Identify the line in which "Output a JSON" appears, then reproduce that line and all remaining lines of the records word for word.

## begin Supplied entries

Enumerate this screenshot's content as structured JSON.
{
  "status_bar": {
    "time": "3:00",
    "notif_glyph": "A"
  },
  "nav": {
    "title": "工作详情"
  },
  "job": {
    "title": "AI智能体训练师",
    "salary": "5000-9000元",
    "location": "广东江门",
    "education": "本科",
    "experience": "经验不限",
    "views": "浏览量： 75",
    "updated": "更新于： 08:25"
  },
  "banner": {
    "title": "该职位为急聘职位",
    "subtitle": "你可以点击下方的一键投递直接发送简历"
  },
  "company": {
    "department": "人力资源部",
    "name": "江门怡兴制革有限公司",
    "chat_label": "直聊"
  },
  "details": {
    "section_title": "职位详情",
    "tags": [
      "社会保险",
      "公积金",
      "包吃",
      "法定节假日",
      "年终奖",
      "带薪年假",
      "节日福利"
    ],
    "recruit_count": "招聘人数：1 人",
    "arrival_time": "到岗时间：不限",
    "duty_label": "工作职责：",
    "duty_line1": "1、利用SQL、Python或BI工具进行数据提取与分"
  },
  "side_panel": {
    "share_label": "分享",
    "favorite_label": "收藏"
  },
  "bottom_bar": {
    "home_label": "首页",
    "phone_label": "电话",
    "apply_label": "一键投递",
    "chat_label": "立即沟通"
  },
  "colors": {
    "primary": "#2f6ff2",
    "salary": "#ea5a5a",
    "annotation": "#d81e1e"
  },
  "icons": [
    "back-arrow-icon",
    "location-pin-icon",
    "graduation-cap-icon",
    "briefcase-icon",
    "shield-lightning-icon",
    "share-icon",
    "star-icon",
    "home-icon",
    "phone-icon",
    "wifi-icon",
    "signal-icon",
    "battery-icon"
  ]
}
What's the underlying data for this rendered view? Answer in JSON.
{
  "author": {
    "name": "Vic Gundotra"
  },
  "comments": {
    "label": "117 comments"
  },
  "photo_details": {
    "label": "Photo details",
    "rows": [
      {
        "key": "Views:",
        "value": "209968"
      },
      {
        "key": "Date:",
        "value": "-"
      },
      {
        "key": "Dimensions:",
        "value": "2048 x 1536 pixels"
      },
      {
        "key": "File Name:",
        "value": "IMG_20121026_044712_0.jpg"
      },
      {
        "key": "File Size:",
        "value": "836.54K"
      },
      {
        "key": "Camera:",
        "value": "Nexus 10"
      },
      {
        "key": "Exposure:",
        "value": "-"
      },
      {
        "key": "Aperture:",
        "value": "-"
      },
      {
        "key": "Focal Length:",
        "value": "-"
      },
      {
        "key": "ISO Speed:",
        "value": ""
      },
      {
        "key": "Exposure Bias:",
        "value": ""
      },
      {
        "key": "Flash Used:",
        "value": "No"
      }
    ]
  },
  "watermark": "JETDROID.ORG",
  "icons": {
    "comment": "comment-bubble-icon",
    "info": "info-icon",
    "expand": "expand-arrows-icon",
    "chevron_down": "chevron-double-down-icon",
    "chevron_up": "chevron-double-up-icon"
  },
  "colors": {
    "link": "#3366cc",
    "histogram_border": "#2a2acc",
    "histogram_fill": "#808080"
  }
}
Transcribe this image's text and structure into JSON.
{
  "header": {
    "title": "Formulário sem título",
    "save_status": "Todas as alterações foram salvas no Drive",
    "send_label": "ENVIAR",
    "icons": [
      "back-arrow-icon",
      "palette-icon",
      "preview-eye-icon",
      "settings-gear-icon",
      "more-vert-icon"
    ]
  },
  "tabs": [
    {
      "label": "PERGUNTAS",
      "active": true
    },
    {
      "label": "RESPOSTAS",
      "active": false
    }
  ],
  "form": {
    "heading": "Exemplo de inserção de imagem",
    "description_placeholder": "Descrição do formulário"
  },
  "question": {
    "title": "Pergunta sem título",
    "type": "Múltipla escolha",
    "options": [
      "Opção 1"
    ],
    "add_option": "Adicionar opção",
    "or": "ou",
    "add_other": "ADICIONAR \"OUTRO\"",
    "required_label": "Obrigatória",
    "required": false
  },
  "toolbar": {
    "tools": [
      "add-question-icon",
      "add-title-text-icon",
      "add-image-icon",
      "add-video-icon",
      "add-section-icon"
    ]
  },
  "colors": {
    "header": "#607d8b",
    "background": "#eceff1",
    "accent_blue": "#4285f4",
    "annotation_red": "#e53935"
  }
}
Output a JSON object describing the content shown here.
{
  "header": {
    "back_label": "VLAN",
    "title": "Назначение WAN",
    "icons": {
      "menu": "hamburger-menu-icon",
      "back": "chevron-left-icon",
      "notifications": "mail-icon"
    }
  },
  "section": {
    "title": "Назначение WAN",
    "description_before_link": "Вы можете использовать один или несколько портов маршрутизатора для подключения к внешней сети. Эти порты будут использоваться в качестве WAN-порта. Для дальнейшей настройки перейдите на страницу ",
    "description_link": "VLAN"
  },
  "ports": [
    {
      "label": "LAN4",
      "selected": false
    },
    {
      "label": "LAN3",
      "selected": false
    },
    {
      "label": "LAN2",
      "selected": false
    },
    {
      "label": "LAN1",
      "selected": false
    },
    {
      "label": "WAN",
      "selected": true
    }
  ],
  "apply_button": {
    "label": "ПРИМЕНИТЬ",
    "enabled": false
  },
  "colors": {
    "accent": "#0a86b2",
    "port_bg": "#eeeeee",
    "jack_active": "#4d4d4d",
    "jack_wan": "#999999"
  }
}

## end Supplied entries

Answer for the task -
Output a JSON object describing the content shown here.
{
  "header": {
    "back_label": "VLAN",
    "title": "Назначение WAN",
    "icons": {
      "menu": "hamburger-menu-icon",
      "back": "chevron-left-icon",
      "notifications": "mail-icon"
    }
  },
  "section": {
    "title": "Назначение WAN",
    "description_before_link": "Вы можете использовать один или несколько портов маршрутизатора для подключения к внешней сети. Эти порты будут использоваться в качестве WAN-порта. Для дальнейшей настройки перейдите на страницу ",
    "description_link": "VLAN"
  },
  "ports": [
    {
      "label": "LAN4",
      "selected": false
    },
    {
      "label": "LAN3",
      "selected": false
    },
    {
      "label": "LAN2",
      "selected": false
    },
    {
      "label": "LAN1",
      "selected": false
    },
    {
      "label": "WAN",
      "selected": true
    }
  ],
  "apply_button": {
    "label": "ПРИМЕНИТЬ",
    "enabled": false
  },
  "colors": {
    "accent": "#0a86b2",
    "port_bg": "#eeeeee",
    "jack_active": "#4d4d4d",
    "jack_wan": "#999999"
  }
}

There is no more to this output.